— begin —
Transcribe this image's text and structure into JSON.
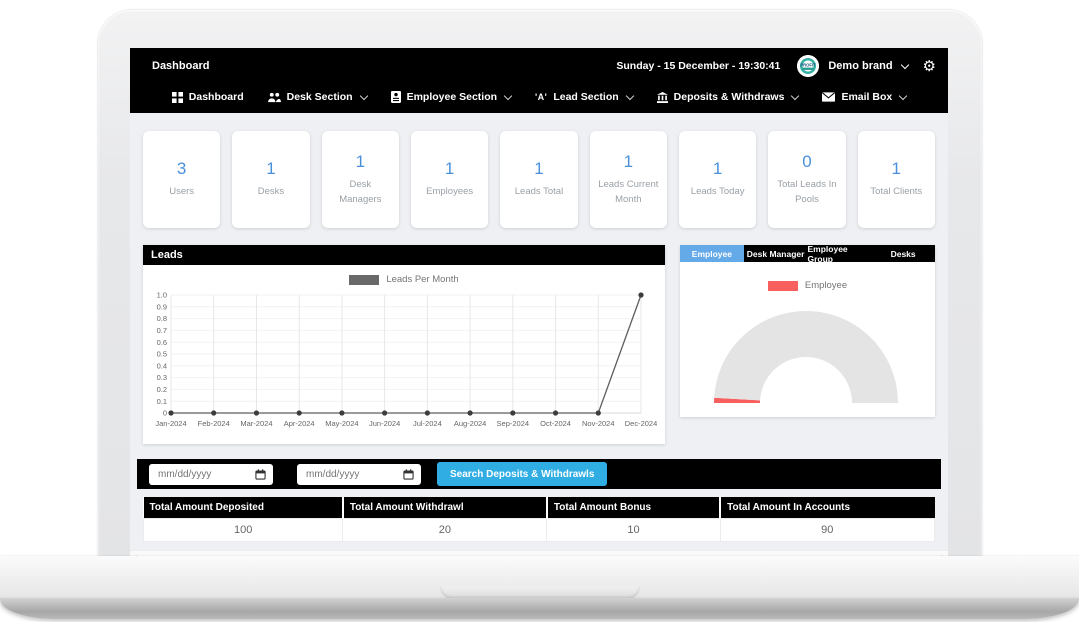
{
  "header": {
    "page_title": "Dashboard",
    "datetime": "Sunday - 15 December - 19:30:41",
    "brand": "Demo brand",
    "avatar_text": "PROFIT",
    "nav": [
      {
        "label": "Dashboard",
        "icon": "grid-icon",
        "dropdown": false
      },
      {
        "label": "Desk Section",
        "icon": "team-icon",
        "dropdown": true
      },
      {
        "label": "Employee Section",
        "icon": "badge-icon",
        "dropdown": true
      },
      {
        "label": "Lead Section",
        "icon": "lead-icon",
        "icon_glyph": "'A'",
        "dropdown": true
      },
      {
        "label": "Deposits & Withdraws",
        "icon": "bank-icon",
        "dropdown": true
      },
      {
        "label": "Email Box",
        "icon": "email-icon",
        "dropdown": true
      }
    ]
  },
  "glyphs": {
    "gear": "⚙",
    "scroll_left": "◂",
    "scroll_right": "▸"
  },
  "stats": {
    "cards": [
      {
        "value": "3",
        "label": "Users"
      },
      {
        "value": "1",
        "label": "Desks"
      },
      {
        "value": "1",
        "label": "Desk Managers"
      },
      {
        "value": "1",
        "label": "Employees"
      },
      {
        "value": "1",
        "label": "Leads Total"
      },
      {
        "value": "1",
        "label": "Leads Current Month"
      },
      {
        "value": "1",
        "label": "Leads Today"
      },
      {
        "value": "0",
        "label": "Total Leads In Pools"
      },
      {
        "value": "1",
        "label": "Total Clients"
      }
    ]
  },
  "leads_panel": {
    "title": "Leads",
    "legend": "Leads Per Month"
  },
  "employee_panel": {
    "tabs": [
      {
        "label": "Employee",
        "active": true
      },
      {
        "label": "Desk Manager",
        "active": false
      },
      {
        "label": "Employee Group",
        "active": false
      },
      {
        "label": "Desks",
        "active": false
      }
    ],
    "legend": "Employee"
  },
  "search": {
    "from_placeholder": "mm/dd/yyyy",
    "to_placeholder": "mm/dd/yyyy",
    "button_label": "Search Deposits & Withdrawls"
  },
  "summary_table": {
    "columns": [
      {
        "header": "Total Amount Deposited",
        "value": "100"
      },
      {
        "header": "Total Amount Withdrawl",
        "value": "20"
      },
      {
        "header": "Total Amount Bonus",
        "value": "10"
      },
      {
        "header": "Total Amount In Accounts",
        "value": "90"
      }
    ]
  },
  "chart_data": [
    {
      "type": "line",
      "title": "Leads",
      "legend": [
        "Leads Per Month"
      ],
      "x": [
        "Jan-2024",
        "Feb-2024",
        "Mar-2024",
        "Apr-2024",
        "May-2024",
        "Jun-2024",
        "Jul-2024",
        "Aug-2024",
        "Sep-2024",
        "Oct-2024",
        "Nov-2024",
        "Dec-2024"
      ],
      "series": [
        {
          "name": "Leads Per Month",
          "values": [
            0,
            0,
            0,
            0,
            0,
            0,
            0,
            0,
            0,
            0,
            0,
            1
          ]
        }
      ],
      "ylim": [
        0,
        1.0
      ],
      "yticks": [
        "1.0",
        "0.9",
        "0.8",
        "0.7",
        "0.6",
        "0.5",
        "0.4",
        "0.3",
        "0.2",
        "0.1",
        "0"
      ],
      "grid": true,
      "line_color": "#5d5d5d",
      "marker_color": "#3c3c3c",
      "legend_swatch_color": "#696969",
      "legend_position": "top-center"
    },
    {
      "type": "gauge",
      "legend": "Employee",
      "fraction": 0.018,
      "color": "#f8605f",
      "track_color": "#e4e4e4",
      "shape": "half-donut"
    }
  ],
  "colors": {
    "accent_number_blue": "#4a90d9",
    "active_tab_blue": "#64a9e8",
    "search_button_cyan": "#30aee4",
    "gauge_red": "#f8605f",
    "bar_black": "#000000"
  }
}
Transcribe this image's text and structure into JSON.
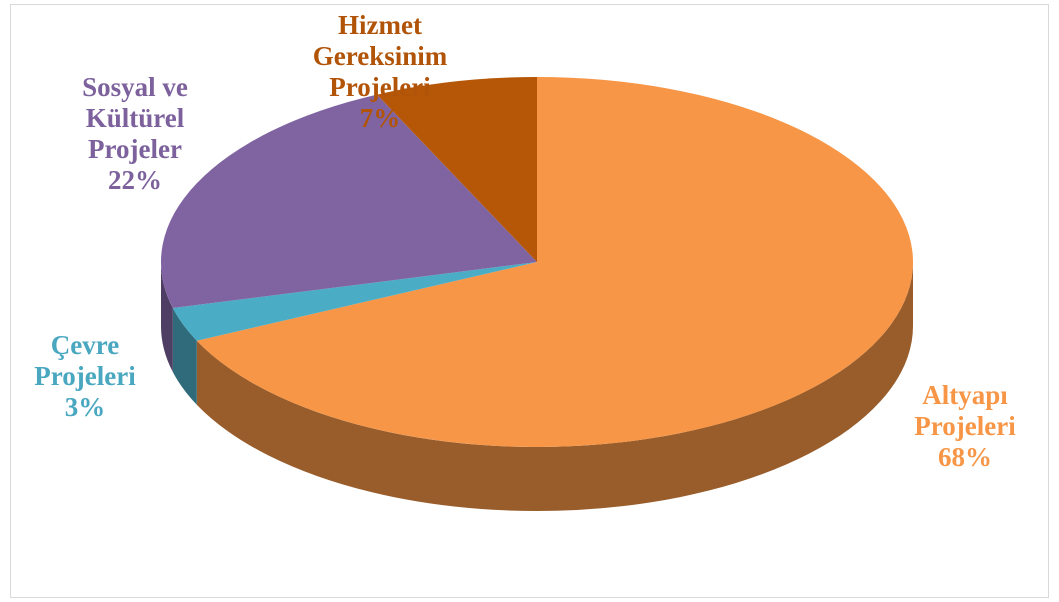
{
  "chart_data": {
    "type": "pie3d",
    "categories": [
      "Altyapı Projeleri",
      "Çevre Projeleri",
      "Sosyal ve Kültürel Projeler",
      "Hizmet Gereksinim Projeleri"
    ],
    "values": [
      68,
      3,
      22,
      7
    ],
    "value_labels": [
      "68%",
      "3%",
      "22%",
      "7%"
    ],
    "colors": [
      "#f79646",
      "#4bacc6",
      "#8064a2",
      "#b65708"
    ]
  }
}
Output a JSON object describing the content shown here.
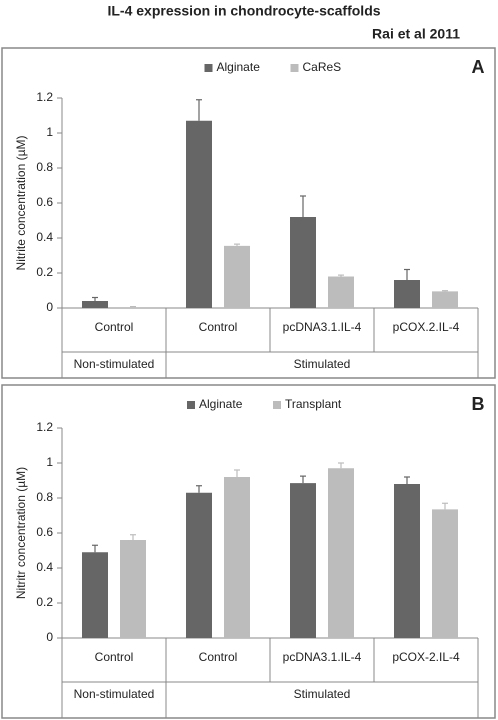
— end —
* _Written request_: Copy all the lines of data exactly as they appear, dropping any images.

* _Solution for this problem_:
Transcribe this image's text and structure into JSON.
{
  "header": {
    "page_title": "Dashboard",
    "datetime": "Sunday - 15 December - 19:30:41",
    "brand": "Demo brand",
    "avatar_text": "PROFIT",
    "nav": [
      {
        "label": "Dashboard",
        "icon": "grid-icon",
        "dropdown": false
      },
      {
        "label": "Desk Section",
        "icon": "team-icon",
        "dropdown": true
      },
      {
        "label": "Employee Section",
        "icon": "badge-icon",
        "dropdown": true
      },
      {
        "label": "Lead Section",
        "icon": "lead-icon",
        "icon_glyph": "'A'",
        "dropdown": true
      },
      {
        "label": "Deposits & Withdraws",
        "icon": "bank-icon",
        "dropdown": true
      },
      {
        "label": "Email Box",
        "icon": "email-icon",
        "dropdown": true
      }
    ]
  },
  "glyphs": {
    "gear": "⚙",
    "scroll_left": "◂",
    "scroll_right": "▸"
  },
  "stats": {
    "cards": [
      {
        "value": "3",
        "label": "Users"
      },
      {
        "value": "1",
        "label": "Desks"
      },
      {
        "value": "1",
        "label": "Desk Managers"
      },
      {
        "value": "1",
        "label": "Employees"
      },
      {
        "value": "1",
        "label": "Leads Total"
      },
      {
        "value": "1",
        "label": "Leads Current Month"
      },
      {
        "value": "1",
        "label": "Leads Today"
      },
      {
        "value": "0",
        "label": "Total Leads In Pools"
      },
      {
        "value": "1",
        "label": "Total Clients"
      }
    ]
  },
  "leads_panel": {
    "title": "Leads",
    "legend": "Leads Per Month"
  },
  "employee_panel": {
    "tabs": [
      {
        "label": "Employee",
        "active": true
      },
      {
        "label": "Desk Manager",
        "active": false
      },
      {
        "label": "Employee Group",
        "active": false
      },
      {
        "label": "Desks",
        "active": false
      }
    ],
    "legend": "Employee"
  },
  "search": {
    "from_placeholder": "mm/dd/yyyy",
    "to_placeholder": "mm/dd/yyyy",
    "button_label": "Search Deposits & Withdrawls"
  },
  "summary_table": {
    "columns": [
      {
        "header": "Total Amount Deposited",
        "value": "100"
      },
      {
        "header": "Total Amount Withdrawl",
        "value": "20"
      },
      {
        "header": "Total Amount Bonus",
        "value": "10"
      },
      {
        "header": "Total Amount In Accounts",
        "value": "90"
      }
    ]
  },
  "chart_data": [
    {
      "type": "line",
      "title": "Leads",
      "legend": [
        "Leads Per Month"
      ],
      "x": [
        "Jan-2024",
        "Feb-2024",
        "Mar-2024",
        "Apr-2024",
        "May-2024",
        "Jun-2024",
        "Jul-2024",
        "Aug-2024",
        "Sep-2024",
        "Oct-2024",
        "Nov-2024",
        "Dec-2024"
      ],
      "series": [
        {
          "name": "Leads Per Month",
          "values": [
            0,
            0,
            0,
            0,
            0,
            0,
            0,
            0,
            0,
            0,
            0,
            1
          ]
        }
      ],
      "ylim": [
        0,
        1.0
      ],
      "yticks": [
        "1.0",
        "0.9",
        "0.8",
        "0.7",
        "0.6",
        "0.5",
        "0.4",
        "0.3",
        "0.2",
        "0.1",
        "0"
      ],
      "grid": true,
      "line_color": "#5d5d5d",
      "marker_color": "#3c3c3c",
      "legend_swatch_color": "#696969",
      "legend_position": "top-center"
    },
    {
      "type": "gauge",
      "legend": "Employee",
      "fraction": 0.018,
      "color": "#f8605f",
      "track_color": "#e4e4e4",
      "shape": "half-donut"
    }
  ],
  "colors": {
    "accent_number_blue": "#4a90d9",
    "active_tab_blue": "#64a9e8",
    "search_button_cyan": "#30aee4",
    "gauge_red": "#f8605f",
    "bar_black": "#000000"
  }
}
Transcribe this image's text and structure into JSON.
{
  "chart_data": {
    "type": "pie3d",
    "categories": [
      "Altyapı Projeleri",
      "Çevre Projeleri",
      "Sosyal ve Kültürel Projeler",
      "Hizmet Gereksinim Projeleri"
    ],
    "values": [
      68,
      3,
      22,
      7
    ],
    "value_labels": [
      "68%",
      "3%",
      "22%",
      "7%"
    ],
    "colors": [
      "#f79646",
      "#4bacc6",
      "#8064a2",
      "#b65708"
    ]
  }
}
Output a JSON object describing the content shown here.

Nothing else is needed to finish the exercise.